### RECORDS SHOWN

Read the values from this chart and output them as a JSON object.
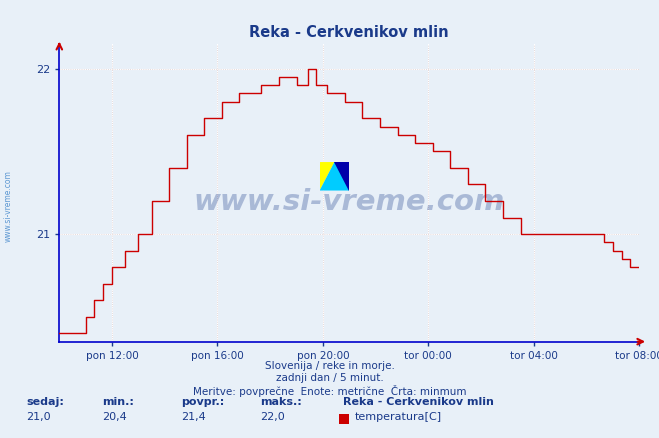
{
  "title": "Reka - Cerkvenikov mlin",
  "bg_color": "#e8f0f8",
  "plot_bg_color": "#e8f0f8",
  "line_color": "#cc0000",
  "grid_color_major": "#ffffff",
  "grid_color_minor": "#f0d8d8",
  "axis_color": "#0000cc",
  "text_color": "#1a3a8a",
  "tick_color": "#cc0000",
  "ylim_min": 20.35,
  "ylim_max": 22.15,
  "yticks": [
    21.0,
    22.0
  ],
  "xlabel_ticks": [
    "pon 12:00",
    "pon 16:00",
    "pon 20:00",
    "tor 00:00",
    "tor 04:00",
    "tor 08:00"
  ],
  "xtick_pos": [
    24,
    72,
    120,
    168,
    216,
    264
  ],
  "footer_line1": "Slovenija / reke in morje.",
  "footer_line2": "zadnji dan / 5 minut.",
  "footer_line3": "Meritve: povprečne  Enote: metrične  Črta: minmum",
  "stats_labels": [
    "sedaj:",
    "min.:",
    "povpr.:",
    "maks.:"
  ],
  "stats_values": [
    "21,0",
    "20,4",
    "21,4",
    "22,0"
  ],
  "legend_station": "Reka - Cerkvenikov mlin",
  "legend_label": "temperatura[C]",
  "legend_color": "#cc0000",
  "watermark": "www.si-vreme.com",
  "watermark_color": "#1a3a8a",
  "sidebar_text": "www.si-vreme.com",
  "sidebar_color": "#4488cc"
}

--

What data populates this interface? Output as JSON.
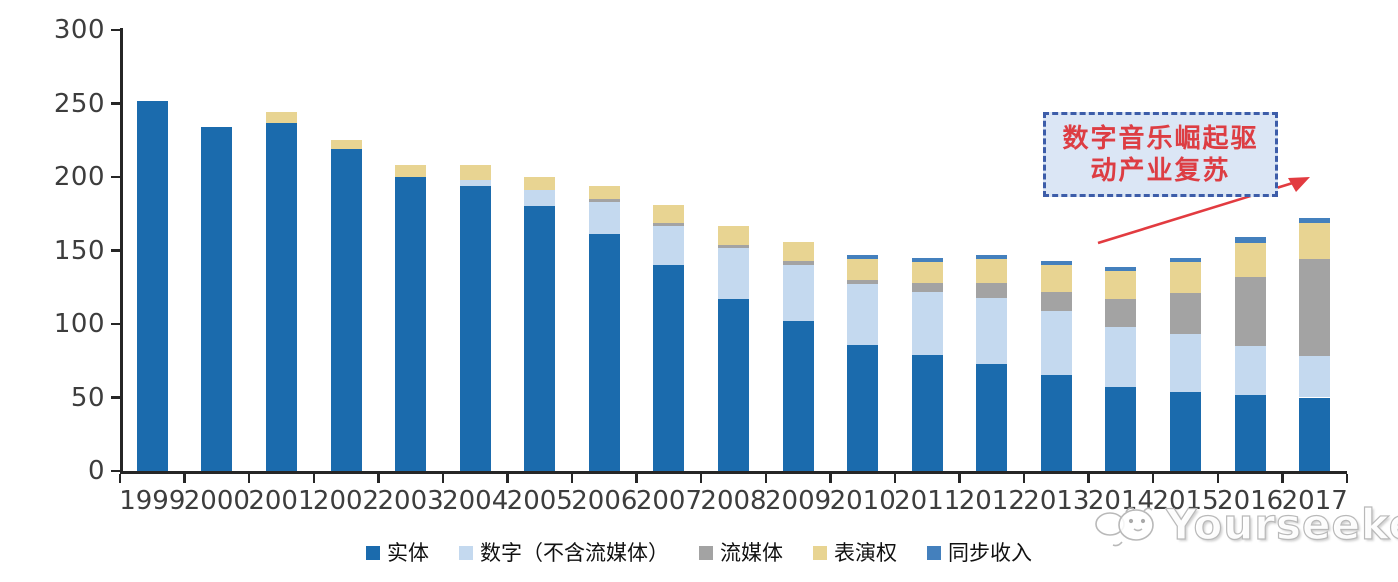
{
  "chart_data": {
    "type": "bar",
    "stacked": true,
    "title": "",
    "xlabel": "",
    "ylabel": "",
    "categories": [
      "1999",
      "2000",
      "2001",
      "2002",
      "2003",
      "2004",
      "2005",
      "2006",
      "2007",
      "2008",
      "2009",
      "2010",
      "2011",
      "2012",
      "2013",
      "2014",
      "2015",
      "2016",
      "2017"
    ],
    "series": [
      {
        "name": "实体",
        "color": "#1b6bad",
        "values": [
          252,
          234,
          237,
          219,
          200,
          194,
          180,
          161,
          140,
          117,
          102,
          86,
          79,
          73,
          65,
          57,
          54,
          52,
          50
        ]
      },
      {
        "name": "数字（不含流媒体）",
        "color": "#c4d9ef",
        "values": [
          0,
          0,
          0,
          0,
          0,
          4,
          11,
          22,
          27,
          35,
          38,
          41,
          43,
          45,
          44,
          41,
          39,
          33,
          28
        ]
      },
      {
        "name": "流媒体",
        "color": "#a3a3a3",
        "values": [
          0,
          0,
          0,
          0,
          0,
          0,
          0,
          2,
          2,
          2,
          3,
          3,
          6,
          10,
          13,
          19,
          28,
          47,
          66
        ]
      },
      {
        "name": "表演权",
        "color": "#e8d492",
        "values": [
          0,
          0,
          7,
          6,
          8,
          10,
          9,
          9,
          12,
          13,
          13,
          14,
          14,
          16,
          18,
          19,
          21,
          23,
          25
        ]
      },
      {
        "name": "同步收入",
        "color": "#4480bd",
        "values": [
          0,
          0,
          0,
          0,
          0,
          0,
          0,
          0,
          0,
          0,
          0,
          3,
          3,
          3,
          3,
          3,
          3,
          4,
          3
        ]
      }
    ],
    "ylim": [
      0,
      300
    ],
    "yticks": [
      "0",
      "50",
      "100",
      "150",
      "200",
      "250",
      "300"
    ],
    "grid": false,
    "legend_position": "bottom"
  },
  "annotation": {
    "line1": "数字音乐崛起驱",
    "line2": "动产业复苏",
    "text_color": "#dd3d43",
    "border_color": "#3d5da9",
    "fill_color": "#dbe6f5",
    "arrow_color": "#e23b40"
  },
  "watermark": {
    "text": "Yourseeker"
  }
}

### TASK TO COMPLETE
Copy out every line of the listing that includes the string "this".

### RIGHT ANSWER
Read the values from this chart and output them as a JSON object.
What data populates this interface? Output as JSON.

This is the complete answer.